◆ PROBLEM
Search term "Werkdarstellung": copy each line of the records that contains it.

[Records from a dataset]
BEGIN

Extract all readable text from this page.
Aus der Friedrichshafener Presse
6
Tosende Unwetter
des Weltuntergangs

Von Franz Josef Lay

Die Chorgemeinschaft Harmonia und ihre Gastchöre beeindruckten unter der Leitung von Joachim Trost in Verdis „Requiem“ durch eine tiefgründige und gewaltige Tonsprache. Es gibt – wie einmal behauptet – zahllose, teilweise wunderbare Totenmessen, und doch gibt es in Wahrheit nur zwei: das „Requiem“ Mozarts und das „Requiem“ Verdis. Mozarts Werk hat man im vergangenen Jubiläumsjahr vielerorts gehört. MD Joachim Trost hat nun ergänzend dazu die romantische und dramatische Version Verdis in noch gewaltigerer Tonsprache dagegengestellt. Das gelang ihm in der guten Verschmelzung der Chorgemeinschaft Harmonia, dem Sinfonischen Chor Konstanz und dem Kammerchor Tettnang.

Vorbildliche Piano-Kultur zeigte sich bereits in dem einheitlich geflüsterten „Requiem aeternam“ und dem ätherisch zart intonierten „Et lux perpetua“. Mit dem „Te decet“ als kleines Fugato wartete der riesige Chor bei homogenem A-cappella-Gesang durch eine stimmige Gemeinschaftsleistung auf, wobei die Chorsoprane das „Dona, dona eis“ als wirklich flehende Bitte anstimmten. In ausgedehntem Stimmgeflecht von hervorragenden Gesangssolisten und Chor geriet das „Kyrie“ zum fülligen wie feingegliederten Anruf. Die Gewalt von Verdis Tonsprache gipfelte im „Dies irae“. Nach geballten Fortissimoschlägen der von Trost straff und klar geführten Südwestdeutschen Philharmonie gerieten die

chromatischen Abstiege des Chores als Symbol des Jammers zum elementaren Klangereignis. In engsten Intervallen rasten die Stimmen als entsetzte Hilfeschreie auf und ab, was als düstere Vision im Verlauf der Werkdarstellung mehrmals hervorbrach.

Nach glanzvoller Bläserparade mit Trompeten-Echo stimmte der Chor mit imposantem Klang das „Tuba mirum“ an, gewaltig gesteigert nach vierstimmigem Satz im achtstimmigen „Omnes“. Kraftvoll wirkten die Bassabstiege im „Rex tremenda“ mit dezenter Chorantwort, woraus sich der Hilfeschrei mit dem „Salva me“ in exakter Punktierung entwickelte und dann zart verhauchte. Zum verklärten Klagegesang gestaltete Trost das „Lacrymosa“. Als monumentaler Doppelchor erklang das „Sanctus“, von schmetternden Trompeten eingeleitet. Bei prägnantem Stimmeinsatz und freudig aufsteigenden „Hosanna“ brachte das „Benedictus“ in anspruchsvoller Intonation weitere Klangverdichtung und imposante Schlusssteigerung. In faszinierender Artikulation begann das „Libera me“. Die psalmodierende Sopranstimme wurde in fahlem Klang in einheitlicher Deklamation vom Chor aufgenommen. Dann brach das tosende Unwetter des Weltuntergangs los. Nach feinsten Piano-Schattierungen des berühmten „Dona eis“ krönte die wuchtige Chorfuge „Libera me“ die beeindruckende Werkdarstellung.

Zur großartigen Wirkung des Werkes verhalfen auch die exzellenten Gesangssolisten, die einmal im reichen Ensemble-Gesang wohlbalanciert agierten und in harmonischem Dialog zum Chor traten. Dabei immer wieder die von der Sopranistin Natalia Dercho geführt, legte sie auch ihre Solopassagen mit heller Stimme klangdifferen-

END

◆ THE ANSWER
chromatischen Abstiege des Chores als Symbol des Jammers zum elementaren Klangereignis. In engsten Intervallen rasten die Stimmen als entsetzte Hilfeschreie auf und ab, was als düstere Vision im Verlauf der Werkdarstellung mehrmals hervorbrach.
Nach glanzvoller Bläserparade mit Trompeten-Echo stimmte der Chor mit imposantem Klang das „Tuba mirum“ an, gewaltig gesteigert nach vierstimmigem Satz im achtstimmigen „Omnes“. Kraftvoll wirkten die Bassabstiege im „Rex tremenda“ mit dezenter Chorantwort, woraus sich der Hilfeschrei mit dem „Salva me“ in exakter Punktierung entwickelte und dann zart verhauchte. Zum verklärten Klagegesang gestaltete Trost das „Lacrymosa“. Als monumentaler Doppelchor erklang das „Sanctus“, von schmetternden Trompeten eingeleitet. Bei prägnantem Stimmeinsatz und freudig aufsteigenden „Hosanna“ brachte das „Benedictus“ in anspruchsvoller Intonation weitere Klangverdichtung und imposante Schlusssteigerung. In faszinierender Artikulation begann das „Libera me“. Die psalmodierende Sopranstimme wurde in fahlem Klang in einheitlicher Deklamation vom Chor aufgenommen. Dann brach das tosende Unwetter des Weltuntergangs los. Nach feinsten Piano-Schattierungen des berühmten „Dona eis“ krönte die wuchtige Chorfuge „Libera me“ die beeindruckende Werkdarstellung.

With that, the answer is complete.